# Problem requirements
Pictures do not belong in the copy. Return all of the entries exactly.
⟨
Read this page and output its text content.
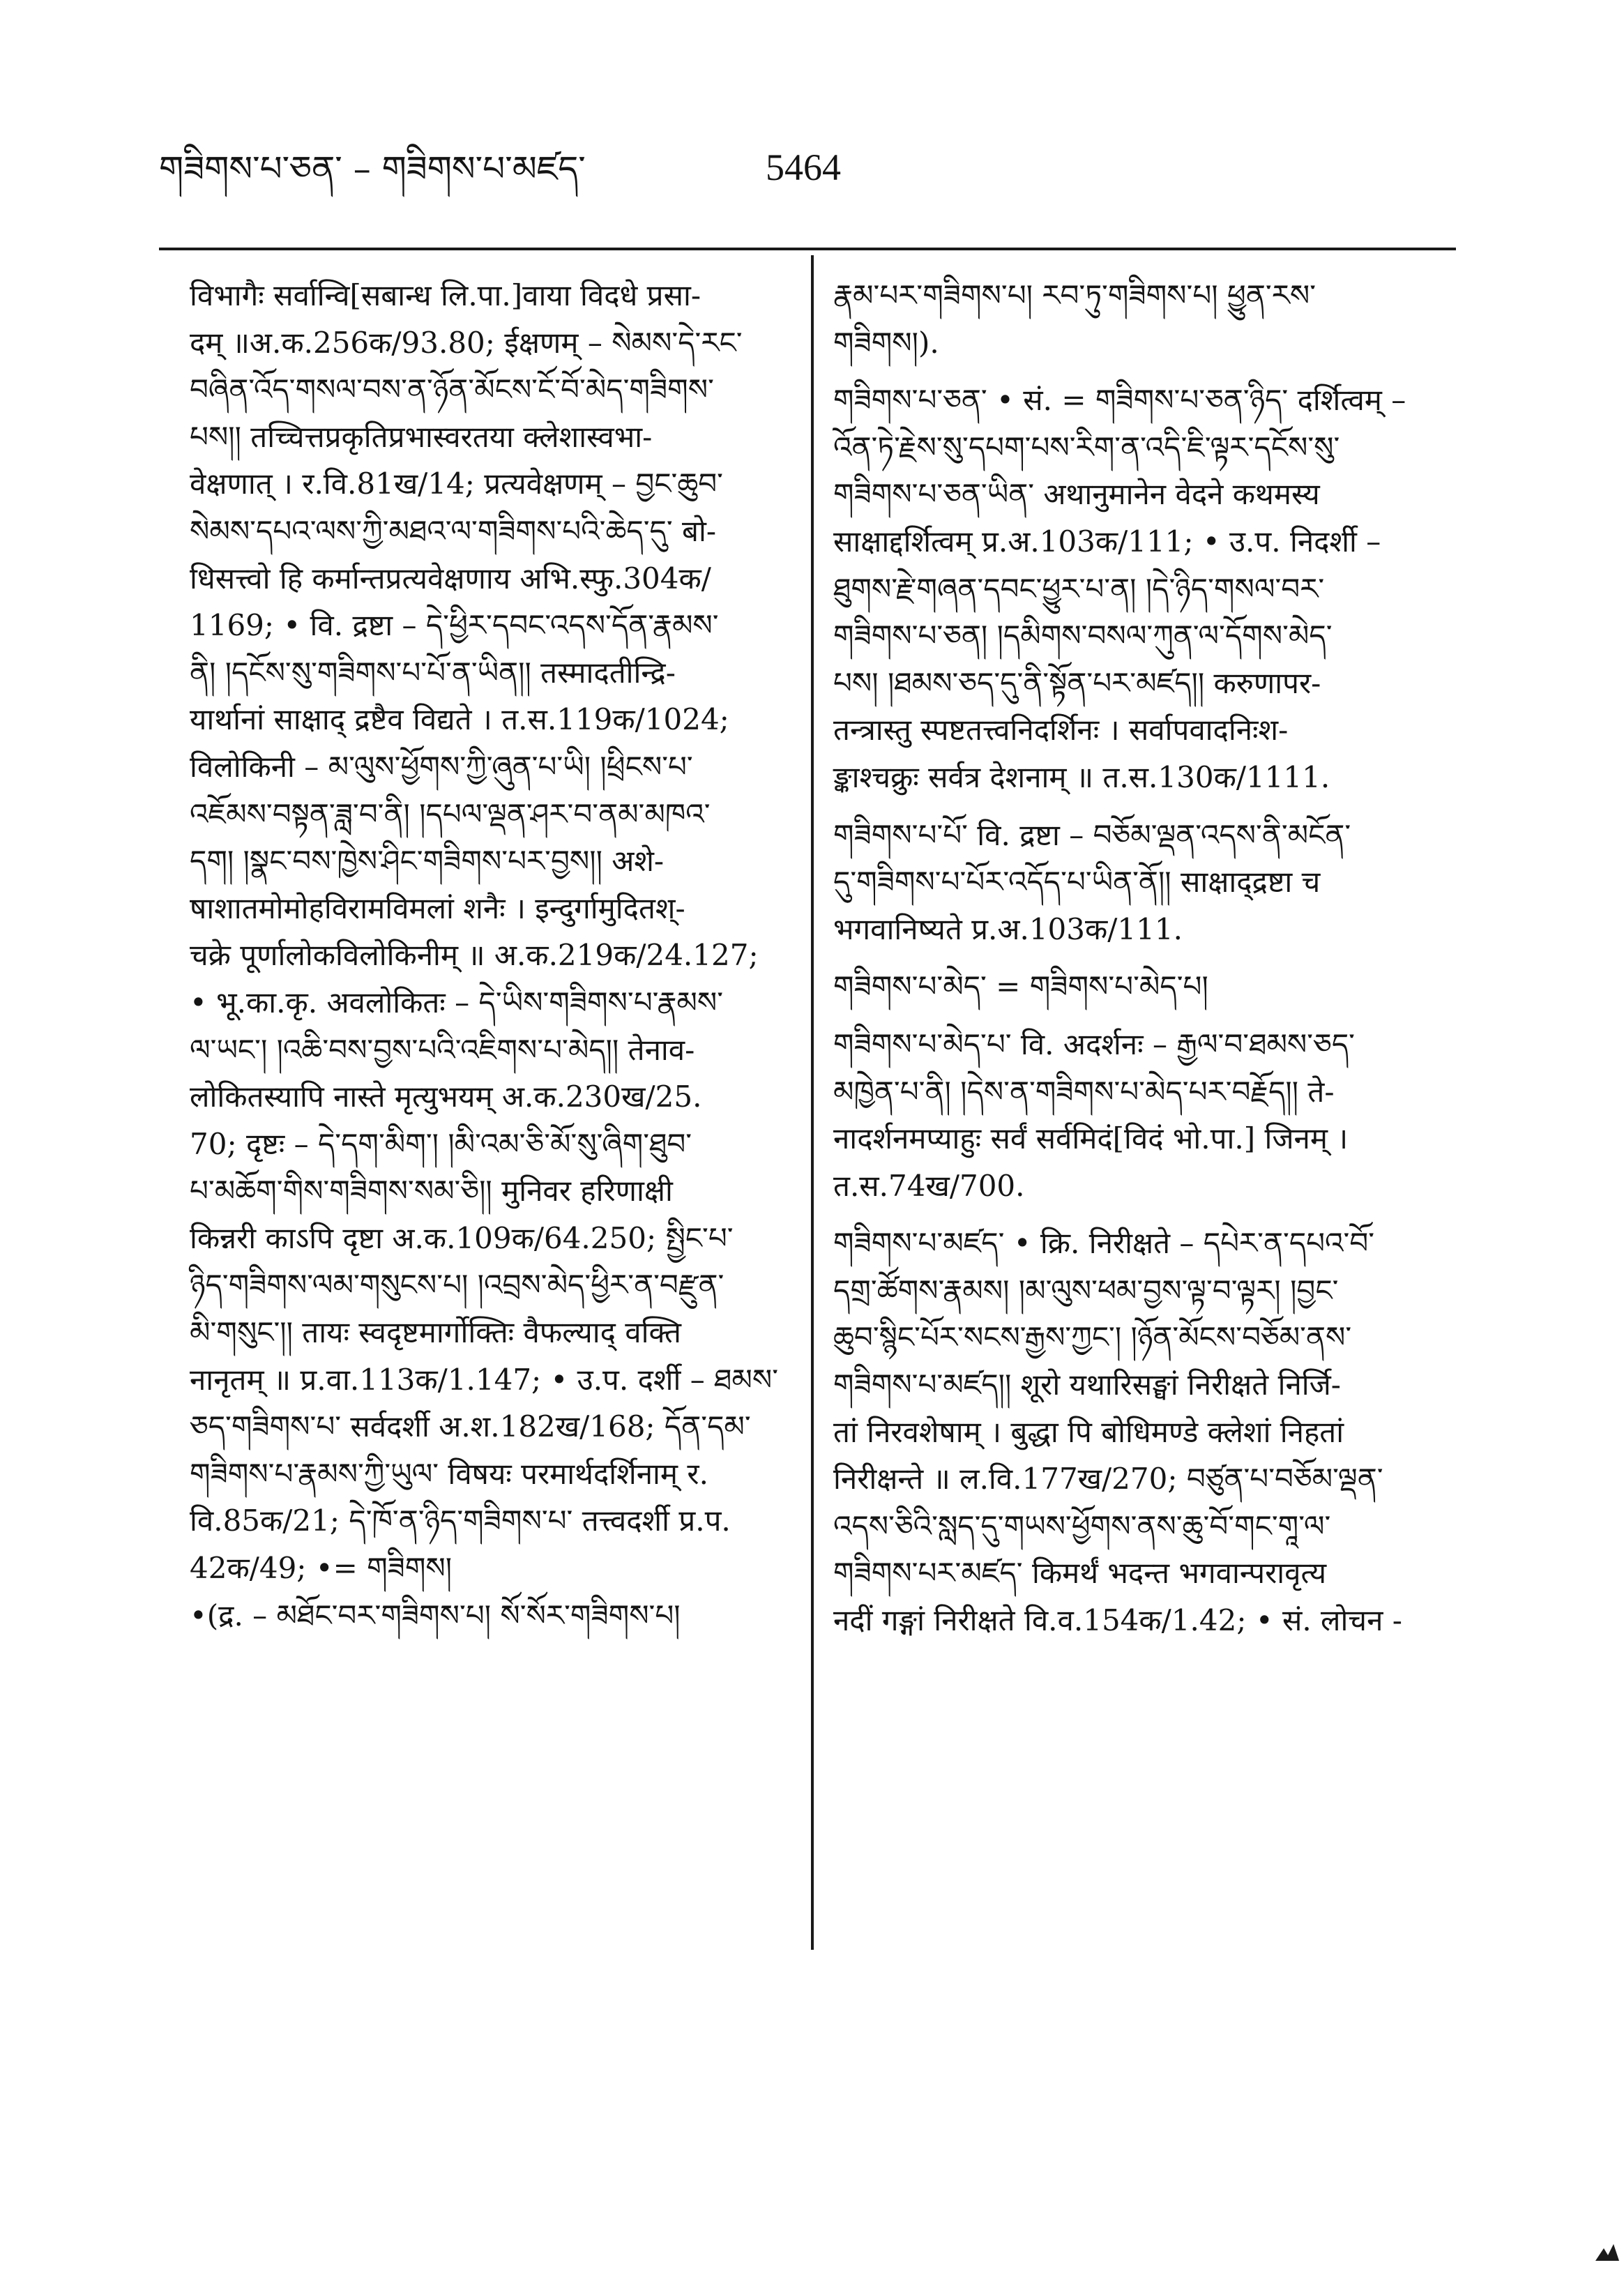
གཟིགས་པ་ཅན་ – གཟིགས་པ་མཛད་	5464

विभागैः सर्वान्वि[सबान्ध लि.पा.]वाया विदधे प्रसा-

दम् ॥अ.क.256क/93.80; ईक्षणम् – སེམས་དེ་རང་

བཞིན་འོད་གསལ་བས་ན་ཉོན་མོངས་ངོ་བོ་མེད་གཟིགས་

པས།། तच्चित्तप्रकृतिप्रभास्वरतया क्लेशास्वभा-

वेक्षणात् । र.वि.81ख/14; प्रत्यवेक्षणम् – བྱང་ཆུབ་

སེམས་དཔའ་ལས་ཀྱི་མཐའ་ལ་གཟིགས་པའི་ཆེད་དུ་ बो-

धिसत्त्वो हि कर्मान्तप्रत्यवेक्षणाय अभि.स्फु.304क/

1169; • वि. द्रष्टा – དེ་ཕྱིར་དབང་འདས་དོན་རྣམས་

ནི། །དངོས་སུ་གཟིགས་པ་པོ་ན་ཡིན།། तस्मादतीन्द्रि-

यार्थानां साक्षाद् द्रष्टैव विद्यते । त.स.119क/1024;

विलोकिनी – མ་ལུས་ཕྱོགས་ཀྱི་ཞུན་པ་ཡི། །ཕྲིངས་པ་

འཇོམས་བསྟན་ཟླ་བ་ནི། །དཔལ་ལྡན་ཤར་བ་ནམ་མཁའ་

དག། །སྣང་བས་ཁྱེས་ཤིང་གཟིགས་པར་བྱས།། अशे-

षाशातमोमोहविरामविमलां शनैः । इन्दुर्गामुदितश्-

चक्रे पूर्णालोकविलोकिनीम् ॥ अ.क.219क/24.127;

• भू.का.कृ. अवलोकितः – དེ་ཡིས་གཟིགས་པ་རྣམས་

ལ་ཡང་། །འཆི་བས་བྱས་པའི་འཇིགས་པ་མེད།། तेनाव-

लोकितस्यापि नास्ते मृत्युभयम् अ.क.230ख/25.

70; दृष्टः – དེ་དག་མིག་། །མི་འམ་ཅི་མོ་སུ་ཞིག་ཐུབ་

པ་མཆོག་གིས་གཟིགས་སམ་ཅི།། मुनिवर हरिणाक्षी

किन्नरी काऽपि दृष्टा अ.क.109क/64.250; སྤྱིང་པ་

ཉིད་གཟིགས་ལམ་གསུངས་པ། །འབྲས་མེད་ཕྱིར་ན་བརྫུན་

མི་གསུང་།། तायः स्वदृष्टमार्गोक्तिः वैफल्याद् वक्ति

नानृतम् ॥ प्र.वा.113क/1.147; • उ.प. दर्शी – ཐམས་

ཅད་གཟིགས་པ་ सर्वदर्शी अ.श.182ख/168; དོན་དམ་

གཟིགས་པ་རྣམས་ཀྱི་ཡུལ་ विषयः परमार्थदर्शिनाम् र.

वि.85क/21; དེ་ཁོ་ན་ཉིད་གཟིགས་པ་ तत्त्वदर्शी प्र.प.

42क/49; •= གཟིགས།

•(द्र. – མཐོང་བར་གཟིགས་པ། སོ་སོར་གཟིགས་པ།

རྣམ་པར་གཟིགས་པ། རབ་ཏུ་གཟིགས་པ། ཕྱུན་རས་

གཟིགས།).

གཟིགས་པ་ཅན་ • सं. = གཟིགས་པ་ཅན་ཉིད་ दर्शित्वम् –

འོན་ཏེ་རྗེས་སུ་དཔག་པས་རིག་ན་འདི་ཇི་ལྟར་དངོས་སུ་

གཟིགས་པ་ཅན་ཡིན་ अथानुमानेन वेदने कथमस्य

साक्षाद्दर्शित्वम् प्र.अ.103क/111; • उ.प. निदर्शी –

ཐུགས་རྗེ་གཞན་དབང་ཕྱུར་པ་ན། །དེ་ཉིད་གསལ་བར་

གཟིགས་པ་ཅན། །དམིགས་བསལ་ཀུན་ལ་དོགས་མེད་

པས། །ཐམས་ཅད་དུ་ནི་སྟོན་པར་མཛད།། करुणापर-

तन्त्रास्तु स्पष्टतत्त्वनिदर्शिनः । सर्वापवादनिःश-

ङ्काश्चक्रुः सर्वत्र देशनाम् ॥ त.स.130क/1111.

གཟིགས་པ་པོ་ वि. द्रष्टा – བཅོམ་ལྡན་འདས་ནི་མངོན་

དུ་གཟིགས་པ་པོར་འདོད་པ་ཡིན་ནོ།། साक्षाद्द्रष्टा च

भगवानिष्यते प्र.अ.103क/111.

གཟིགས་པ་མེད་ = གཟིགས་པ་མེད་པ།

གཟིགས་པ་མེད་པ་ वि. अदर्शनः – རྒྱལ་བ་ཐམས་ཅད་

མཁྱེན་པ་ནི། །དེས་ན་གཟིགས་པ་མེད་པར་བརྗོད།། ते-

नादर्शनमप्याहुः सर्वं सर्वमिदं[विदं भो.पा.] जिनम् ।

त.स.74ख/700.

གཟིགས་པ་མཛད་ • क्रि. निरीक्षते – དཔེར་ན་དཔའ་བོ་

དགྲ་ཚོགས་རྣམས། །མ་ལུས་ཕམ་བྱས་ལྟ་བ་ལྟར། །བྱང་

ཆུབ་སྙིང་པོར་སངས་རྒྱས་ཀྱང་། །ཉོན་མོངས་བཅོམ་ནས་

གཟིགས་པ་མཛད།། शूरो यथारिसङ्घां निरीक्षते निर्जि-

तां निरवशेषाम् । बुद्धा पि बोधिमण्डे क्लेशां निहतां

निरीक्षन्ते ॥ ल.वि.177ख/270; བཙུན་པ་བཅོམ་ལྡན་

འདས་ཅིའི་སླད་དུ་གཡས་ཕྱོགས་ནས་ཆུ་བོ་གང་གཱ་ལ་

གཟིགས་པར་མཛད་ किमर्थं भदन्त भगवान्परावृत्य

नदीं गङ्गां निरीक्षते वि.व.154क/1.42; • सं. लोचन -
⟩
# Answer to the task
Read this page and output its text content.
གཟིགས་པ་ཅན་ – གཟིགས་པ་མཛད་	5464

विभागैः सर्वान्वि[सबान्ध लि.पा.]वाया विदधे प्रसा-

दम् ॥अ.क.256क/93.80; ईक्षणम् – སེམས་དེ་རང་

བཞིན་འོད་གསལ་བས་ན་ཉོན་མོངས་ངོ་བོ་མེད་གཟིགས་

པས།། तच्चित्तप्रकृतिप्रभास्वरतया क्लेशास्वभा-

वेक्षणात् । र.वि.81ख/14; प्रत्यवेक्षणम् – བྱང་ཆུབ་

སེམས་དཔའ་ལས་ཀྱི་མཐའ་ལ་གཟིགས་པའི་ཆེད་དུ་ बो-

धिसत्त्वो हि कर्मान्तप्रत्यवेक्षणाय अभि.स्फु.304क/

1169; • वि. द्रष्टा – དེ་ཕྱིར་དབང་འདས་དོན་རྣམས་

ནི། །དངོས་སུ་གཟིགས་པ་པོ་ན་ཡིན།། तस्मादतीन्द्रि-

यार्थानां साक्षाद् द्रष्टैव विद्यते । त.स.119क/1024;

विलोकिनी – མ་ལུས་ཕྱོགས་ཀྱི་ཞུན་པ་ཡི། །ཕྲིངས་པ་

འཇོམས་བསྟན་ཟླ་བ་ནི། །དཔལ་ལྡན་ཤར་བ་ནམ་མཁའ་

དག། །སྣང་བས་ཁྱེས་ཤིང་གཟིགས་པར་བྱས།། अशे-

षाशातमोमोहविरामविमलां शनैः । इन्दुर्गामुदितश्-

चक्रे पूर्णालोकविलोकिनीम् ॥ अ.क.219क/24.127;

• भू.का.कृ. अवलोकितः – དེ་ཡིས་གཟིགས་པ་རྣམས་

ལ་ཡང་། །འཆི་བས་བྱས་པའི་འཇིགས་པ་མེད།། तेनाव-

लोकितस्यापि नास्ते मृत्युभयम् अ.क.230ख/25.

70; दृष्टः – དེ་དག་མིག་། །མི་འམ་ཅི་མོ་སུ་ཞིག་ཐུབ་

པ་མཆོག་གིས་གཟིགས་སམ་ཅི།། मुनिवर हरिणाक्षी

किन्नरी काऽपि दृष्टा अ.क.109क/64.250; སྤྱིང་པ་

ཉིད་གཟིགས་ལམ་གསུངས་པ། །འབྲས་མེད་ཕྱིར་ན་བརྫུན་

མི་གསུང་།། तायः स्वदृष्टमार्गोक्तिः वैफल्याद् वक्ति

नानृतम् ॥ प्र.वा.113क/1.147; • उ.प. दर्शी – ཐམས་

ཅད་གཟིགས་པ་ सर्वदर्शी अ.श.182ख/168; དོན་དམ་

གཟིགས་པ་རྣམས་ཀྱི་ཡུལ་ विषयः परमार्थदर्शिनाम् र.

वि.85क/21; དེ་ཁོ་ན་ཉིད་གཟིགས་པ་ तत्त्वदर्शी प्र.प.

42क/49; •= གཟིགས།

•(द्र. – མཐོང་བར་གཟིགས་པ། སོ་སོར་གཟིགས་པ།

རྣམ་པར་གཟིགས་པ། རབ་ཏུ་གཟིགས་པ། ཕྱུན་རས་

གཟིགས།).

གཟིགས་པ་ཅན་ • सं. = གཟིགས་པ་ཅན་ཉིད་ दर्शित्वम् –

འོན་ཏེ་རྗེས་སུ་དཔག་པས་རིག་ན་འདི་ཇི་ལྟར་དངོས་སུ་

གཟིགས་པ་ཅན་ཡིན་ अथानुमानेन वेदने कथमस्य

साक्षाद्दर्शित्वम् प्र.अ.103क/111; • उ.प. निदर्शी –

ཐུགས་རྗེ་གཞན་དབང་ཕྱུར་པ་ན། །དེ་ཉིད་གསལ་བར་

གཟིགས་པ་ཅན། །དམིགས་བསལ་ཀུན་ལ་དོགས་མེད་

པས། །ཐམས་ཅད་དུ་ནི་སྟོན་པར་མཛད།། करुणापर-

तन्त्रास्तु स्पष्टतत्त्वनिदर्शिनः । सर्वापवादनिःश-

ङ्काश्चक्रुः सर्वत्र देशनाम् ॥ त.स.130क/1111.

གཟིགས་པ་པོ་ वि. द्रष्टा – བཅོམ་ལྡན་འདས་ནི་མངོན་

དུ་གཟིགས་པ་པོར་འདོད་པ་ཡིན་ནོ།། साक्षाद्द्रष्टा च

भगवानिष्यते प्र.अ.103क/111.

གཟིགས་པ་མེད་ = གཟིགས་པ་མེད་པ།

གཟིགས་པ་མེད་པ་ वि. अदर्शनः – རྒྱལ་བ་ཐམས་ཅད་

མཁྱེན་པ་ནི། །དེས་ན་གཟིགས་པ་མེད་པར་བརྗོད།། ते-

नादर्शनमप्याहुः सर्वं सर्वमिदं[विदं भो.पा.] जिनम् ।

त.स.74ख/700.

གཟིགས་པ་མཛད་ • क्रि. निरीक्षते – དཔེར་ན་དཔའ་བོ་

དགྲ་ཚོགས་རྣམས། །མ་ལུས་ཕམ་བྱས་ལྟ་བ་ལྟར། །བྱང་

ཆུབ་སྙིང་པོར་སངས་རྒྱས་ཀྱང་། །ཉོན་མོངས་བཅོམ་ནས་

གཟིགས་པ་མཛད།། शूरो यथारिसङ्घां निरीक्षते निर्जि-

तां निरवशेषाम् । बुद्धा पि बोधिमण्डे क्लेशां निहतां

निरीक्षन्ते ॥ ल.वि.177ख/270; བཙུན་པ་བཅོམ་ལྡན་

འདས་ཅིའི་སླད་དུ་གཡས་ཕྱོགས་ནས་ཆུ་བོ་གང་གཱ་ལ་

གཟིགས་པར་མཛད་ किमर्थं भदन्त भगवान्परावृत्य

नदीं गङ्गां निरीक्षते वि.व.154क/1.42; • सं. लोचन -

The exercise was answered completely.